**Goal of the exercise:**
Go through the material and pull out every line with the string "alto" in it.

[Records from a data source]

────────

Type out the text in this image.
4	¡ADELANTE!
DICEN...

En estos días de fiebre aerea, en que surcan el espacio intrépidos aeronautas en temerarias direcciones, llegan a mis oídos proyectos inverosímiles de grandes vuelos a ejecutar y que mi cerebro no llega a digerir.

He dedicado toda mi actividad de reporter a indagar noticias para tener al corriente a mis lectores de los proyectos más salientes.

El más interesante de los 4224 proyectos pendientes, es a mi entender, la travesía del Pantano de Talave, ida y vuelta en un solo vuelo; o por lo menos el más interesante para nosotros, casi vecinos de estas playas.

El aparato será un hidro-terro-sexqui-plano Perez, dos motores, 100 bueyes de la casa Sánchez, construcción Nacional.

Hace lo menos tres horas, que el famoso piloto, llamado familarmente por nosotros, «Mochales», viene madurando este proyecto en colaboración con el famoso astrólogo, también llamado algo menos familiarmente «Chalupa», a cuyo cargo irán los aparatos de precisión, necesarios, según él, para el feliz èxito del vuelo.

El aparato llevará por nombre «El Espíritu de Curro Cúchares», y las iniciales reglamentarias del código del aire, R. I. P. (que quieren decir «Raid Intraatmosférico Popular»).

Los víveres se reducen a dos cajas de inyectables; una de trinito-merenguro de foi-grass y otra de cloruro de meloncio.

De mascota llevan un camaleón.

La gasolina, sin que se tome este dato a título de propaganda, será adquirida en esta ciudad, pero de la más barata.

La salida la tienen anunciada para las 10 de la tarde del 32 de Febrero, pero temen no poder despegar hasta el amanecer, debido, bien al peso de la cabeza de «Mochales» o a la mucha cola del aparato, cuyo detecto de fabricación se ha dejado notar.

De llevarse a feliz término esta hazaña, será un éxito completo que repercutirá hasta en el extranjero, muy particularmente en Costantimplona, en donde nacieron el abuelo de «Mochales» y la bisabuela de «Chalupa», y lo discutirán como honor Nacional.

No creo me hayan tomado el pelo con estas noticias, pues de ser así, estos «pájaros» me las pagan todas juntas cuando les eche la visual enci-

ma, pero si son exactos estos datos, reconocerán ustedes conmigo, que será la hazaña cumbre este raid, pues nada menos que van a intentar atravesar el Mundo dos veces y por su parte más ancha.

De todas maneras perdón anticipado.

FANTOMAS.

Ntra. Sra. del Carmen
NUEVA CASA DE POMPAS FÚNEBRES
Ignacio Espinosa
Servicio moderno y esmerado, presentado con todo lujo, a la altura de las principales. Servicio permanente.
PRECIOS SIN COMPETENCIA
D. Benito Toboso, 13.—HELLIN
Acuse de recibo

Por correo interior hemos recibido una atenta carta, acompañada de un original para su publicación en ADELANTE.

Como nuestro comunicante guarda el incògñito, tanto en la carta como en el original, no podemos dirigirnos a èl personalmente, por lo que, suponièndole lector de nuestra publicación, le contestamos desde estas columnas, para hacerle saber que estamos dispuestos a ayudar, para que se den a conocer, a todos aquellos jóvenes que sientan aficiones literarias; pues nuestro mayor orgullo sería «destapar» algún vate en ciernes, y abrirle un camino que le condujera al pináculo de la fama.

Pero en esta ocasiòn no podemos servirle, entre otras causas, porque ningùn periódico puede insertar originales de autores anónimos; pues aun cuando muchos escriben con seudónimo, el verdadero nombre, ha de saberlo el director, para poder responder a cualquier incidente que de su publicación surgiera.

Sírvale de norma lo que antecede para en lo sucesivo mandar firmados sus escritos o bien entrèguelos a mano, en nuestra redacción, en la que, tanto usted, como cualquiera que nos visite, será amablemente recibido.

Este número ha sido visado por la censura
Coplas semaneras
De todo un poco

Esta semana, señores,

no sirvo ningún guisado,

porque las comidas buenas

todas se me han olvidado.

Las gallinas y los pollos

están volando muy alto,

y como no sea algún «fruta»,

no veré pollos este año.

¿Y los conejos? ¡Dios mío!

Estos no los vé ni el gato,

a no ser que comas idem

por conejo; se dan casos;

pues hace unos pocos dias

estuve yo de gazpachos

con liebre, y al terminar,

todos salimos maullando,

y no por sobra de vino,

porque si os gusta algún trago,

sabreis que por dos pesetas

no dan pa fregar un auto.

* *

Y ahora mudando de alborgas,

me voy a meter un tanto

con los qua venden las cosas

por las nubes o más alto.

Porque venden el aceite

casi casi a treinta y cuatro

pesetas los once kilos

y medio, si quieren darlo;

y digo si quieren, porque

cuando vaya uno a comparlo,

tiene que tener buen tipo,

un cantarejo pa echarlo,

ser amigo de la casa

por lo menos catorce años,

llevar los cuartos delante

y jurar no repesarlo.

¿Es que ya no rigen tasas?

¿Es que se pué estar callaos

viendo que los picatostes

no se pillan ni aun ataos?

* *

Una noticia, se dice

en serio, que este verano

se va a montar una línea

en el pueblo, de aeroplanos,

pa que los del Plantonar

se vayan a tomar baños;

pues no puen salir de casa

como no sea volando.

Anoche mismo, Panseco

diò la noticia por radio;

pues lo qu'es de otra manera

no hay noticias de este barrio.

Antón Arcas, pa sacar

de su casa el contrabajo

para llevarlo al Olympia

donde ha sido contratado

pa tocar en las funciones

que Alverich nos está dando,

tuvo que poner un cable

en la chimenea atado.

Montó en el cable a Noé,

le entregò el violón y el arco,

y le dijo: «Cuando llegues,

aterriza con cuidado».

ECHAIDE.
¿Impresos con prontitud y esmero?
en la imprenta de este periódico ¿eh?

────────

**Complete output:**
están volando muy alto,
por las nubes o más alto.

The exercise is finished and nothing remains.